-- BEGIN Entries --
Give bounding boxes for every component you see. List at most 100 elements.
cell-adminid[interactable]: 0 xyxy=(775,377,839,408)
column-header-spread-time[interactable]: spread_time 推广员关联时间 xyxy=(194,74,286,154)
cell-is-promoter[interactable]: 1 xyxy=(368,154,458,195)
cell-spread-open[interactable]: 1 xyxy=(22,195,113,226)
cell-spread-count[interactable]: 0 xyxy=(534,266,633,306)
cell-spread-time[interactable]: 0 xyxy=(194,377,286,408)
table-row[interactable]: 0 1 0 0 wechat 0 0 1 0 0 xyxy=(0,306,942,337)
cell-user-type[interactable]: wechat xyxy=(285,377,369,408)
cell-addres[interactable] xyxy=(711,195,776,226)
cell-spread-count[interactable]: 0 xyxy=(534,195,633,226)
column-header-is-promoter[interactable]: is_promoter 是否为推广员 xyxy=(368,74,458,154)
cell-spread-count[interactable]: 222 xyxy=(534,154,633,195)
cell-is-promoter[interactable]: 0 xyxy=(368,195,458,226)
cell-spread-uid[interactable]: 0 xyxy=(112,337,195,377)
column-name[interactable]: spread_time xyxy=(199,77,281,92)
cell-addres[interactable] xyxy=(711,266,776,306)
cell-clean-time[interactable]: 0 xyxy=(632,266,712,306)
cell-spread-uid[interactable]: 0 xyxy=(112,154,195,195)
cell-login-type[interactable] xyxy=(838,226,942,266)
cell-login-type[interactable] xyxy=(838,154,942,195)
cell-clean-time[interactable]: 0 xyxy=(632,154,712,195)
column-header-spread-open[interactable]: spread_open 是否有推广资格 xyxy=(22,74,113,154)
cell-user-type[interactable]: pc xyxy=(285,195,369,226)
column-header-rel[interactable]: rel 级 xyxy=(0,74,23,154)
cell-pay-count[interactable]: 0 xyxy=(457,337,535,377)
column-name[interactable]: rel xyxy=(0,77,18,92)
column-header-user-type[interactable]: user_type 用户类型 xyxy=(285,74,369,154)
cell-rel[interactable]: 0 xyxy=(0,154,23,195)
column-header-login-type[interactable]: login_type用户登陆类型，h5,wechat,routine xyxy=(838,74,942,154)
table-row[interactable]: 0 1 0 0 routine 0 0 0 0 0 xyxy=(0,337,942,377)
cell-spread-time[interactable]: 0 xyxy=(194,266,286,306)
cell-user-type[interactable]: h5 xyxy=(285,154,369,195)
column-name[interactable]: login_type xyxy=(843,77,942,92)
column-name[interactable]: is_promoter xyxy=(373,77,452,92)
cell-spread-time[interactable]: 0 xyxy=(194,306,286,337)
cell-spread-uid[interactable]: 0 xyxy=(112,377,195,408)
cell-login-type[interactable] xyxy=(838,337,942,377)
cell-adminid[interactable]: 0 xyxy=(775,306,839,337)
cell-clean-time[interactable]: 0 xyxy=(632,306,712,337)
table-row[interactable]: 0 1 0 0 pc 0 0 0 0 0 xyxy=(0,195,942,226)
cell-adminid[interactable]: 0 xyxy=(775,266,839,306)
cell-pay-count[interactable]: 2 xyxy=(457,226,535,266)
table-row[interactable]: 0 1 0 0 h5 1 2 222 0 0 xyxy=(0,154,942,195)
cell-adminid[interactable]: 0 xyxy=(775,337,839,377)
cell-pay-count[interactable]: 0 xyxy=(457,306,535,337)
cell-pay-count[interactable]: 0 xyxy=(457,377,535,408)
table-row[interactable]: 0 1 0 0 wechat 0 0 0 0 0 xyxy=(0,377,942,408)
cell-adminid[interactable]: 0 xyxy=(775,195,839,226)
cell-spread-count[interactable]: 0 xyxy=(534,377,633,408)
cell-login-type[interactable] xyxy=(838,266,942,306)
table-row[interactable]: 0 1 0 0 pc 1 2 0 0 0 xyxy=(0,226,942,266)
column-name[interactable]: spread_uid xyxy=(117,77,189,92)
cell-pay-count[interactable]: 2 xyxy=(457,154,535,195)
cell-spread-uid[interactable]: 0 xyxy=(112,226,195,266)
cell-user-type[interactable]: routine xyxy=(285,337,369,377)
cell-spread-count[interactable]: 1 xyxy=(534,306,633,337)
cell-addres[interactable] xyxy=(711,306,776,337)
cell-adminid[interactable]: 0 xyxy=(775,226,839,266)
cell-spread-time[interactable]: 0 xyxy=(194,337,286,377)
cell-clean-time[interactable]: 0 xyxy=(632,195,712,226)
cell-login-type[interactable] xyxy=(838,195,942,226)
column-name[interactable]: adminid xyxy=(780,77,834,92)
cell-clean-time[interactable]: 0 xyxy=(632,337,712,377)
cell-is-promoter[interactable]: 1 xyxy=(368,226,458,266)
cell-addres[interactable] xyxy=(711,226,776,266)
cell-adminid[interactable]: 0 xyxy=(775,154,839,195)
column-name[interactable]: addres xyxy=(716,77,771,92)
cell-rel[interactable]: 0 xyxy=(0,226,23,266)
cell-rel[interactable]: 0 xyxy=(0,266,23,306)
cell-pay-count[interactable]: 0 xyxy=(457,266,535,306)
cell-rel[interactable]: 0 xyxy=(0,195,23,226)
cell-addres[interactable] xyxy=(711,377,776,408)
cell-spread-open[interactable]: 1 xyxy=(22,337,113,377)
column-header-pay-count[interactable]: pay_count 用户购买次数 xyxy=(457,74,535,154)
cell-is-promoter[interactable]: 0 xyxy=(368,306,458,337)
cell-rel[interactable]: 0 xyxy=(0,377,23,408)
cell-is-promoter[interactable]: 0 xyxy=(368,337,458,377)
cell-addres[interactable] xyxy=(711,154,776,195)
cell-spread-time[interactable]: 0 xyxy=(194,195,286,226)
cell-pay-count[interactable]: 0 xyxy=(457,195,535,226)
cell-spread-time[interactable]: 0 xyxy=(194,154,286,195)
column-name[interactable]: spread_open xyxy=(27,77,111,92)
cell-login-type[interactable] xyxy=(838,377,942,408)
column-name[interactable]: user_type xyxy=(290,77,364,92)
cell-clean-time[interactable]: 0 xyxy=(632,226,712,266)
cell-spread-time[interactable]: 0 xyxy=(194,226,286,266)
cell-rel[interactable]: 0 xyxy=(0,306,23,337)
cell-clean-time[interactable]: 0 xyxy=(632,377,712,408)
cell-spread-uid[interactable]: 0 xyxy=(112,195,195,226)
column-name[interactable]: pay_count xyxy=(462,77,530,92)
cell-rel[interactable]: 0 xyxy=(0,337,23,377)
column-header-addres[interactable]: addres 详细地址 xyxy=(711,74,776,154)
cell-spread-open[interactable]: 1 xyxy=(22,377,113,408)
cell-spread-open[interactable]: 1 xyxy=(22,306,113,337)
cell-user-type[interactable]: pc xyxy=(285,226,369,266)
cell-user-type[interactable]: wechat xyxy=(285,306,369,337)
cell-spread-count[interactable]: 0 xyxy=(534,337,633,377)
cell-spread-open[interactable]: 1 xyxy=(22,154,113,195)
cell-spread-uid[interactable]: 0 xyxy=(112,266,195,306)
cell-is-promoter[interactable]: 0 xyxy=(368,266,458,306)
-- END Entries --
- Task to complete -
Reproduce the data above verbatim, from its first line through the line containing "cell-user-type[interactable]: pc xyxy=(285,195,369,226)", inclusive.

- Solution for this exercise -
Give bounding boxes for every component you see. List at most 100 elements.
cell-adminid[interactable]: 0 xyxy=(775,377,839,408)
column-header-spread-time[interactable]: spread_time 推广员关联时间 xyxy=(194,74,286,154)
cell-is-promoter[interactable]: 1 xyxy=(368,154,458,195)
cell-spread-open[interactable]: 1 xyxy=(22,195,113,226)
cell-spread-count[interactable]: 0 xyxy=(534,266,633,306)
cell-spread-time[interactable]: 0 xyxy=(194,377,286,408)
table-row[interactable]: 0 1 0 0 wechat 0 0 1 0 0 xyxy=(0,306,942,337)
cell-user-type[interactable]: wechat xyxy=(285,377,369,408)
cell-addres[interactable] xyxy=(711,195,776,226)
cell-spread-count[interactable]: 0 xyxy=(534,195,633,226)
column-header-is-promoter[interactable]: is_promoter 是否为推广员 xyxy=(368,74,458,154)
cell-spread-count[interactable]: 222 xyxy=(534,154,633,195)
cell-is-promoter[interactable]: 0 xyxy=(368,195,458,226)
cell-spread-uid[interactable]: 0 xyxy=(112,337,195,377)
column-name[interactable]: spread_time xyxy=(199,77,281,92)
cell-addres[interactable] xyxy=(711,266,776,306)
cell-clean-time[interactable]: 0 xyxy=(632,266,712,306)
cell-spread-uid[interactable]: 0 xyxy=(112,154,195,195)
cell-login-type[interactable] xyxy=(838,226,942,266)
cell-login-type[interactable] xyxy=(838,154,942,195)
cell-clean-time[interactable]: 0 xyxy=(632,154,712,195)
column-header-spread-open[interactable]: spread_open 是否有推广资格 xyxy=(22,74,113,154)
cell-user-type[interactable]: pc xyxy=(285,195,369,226)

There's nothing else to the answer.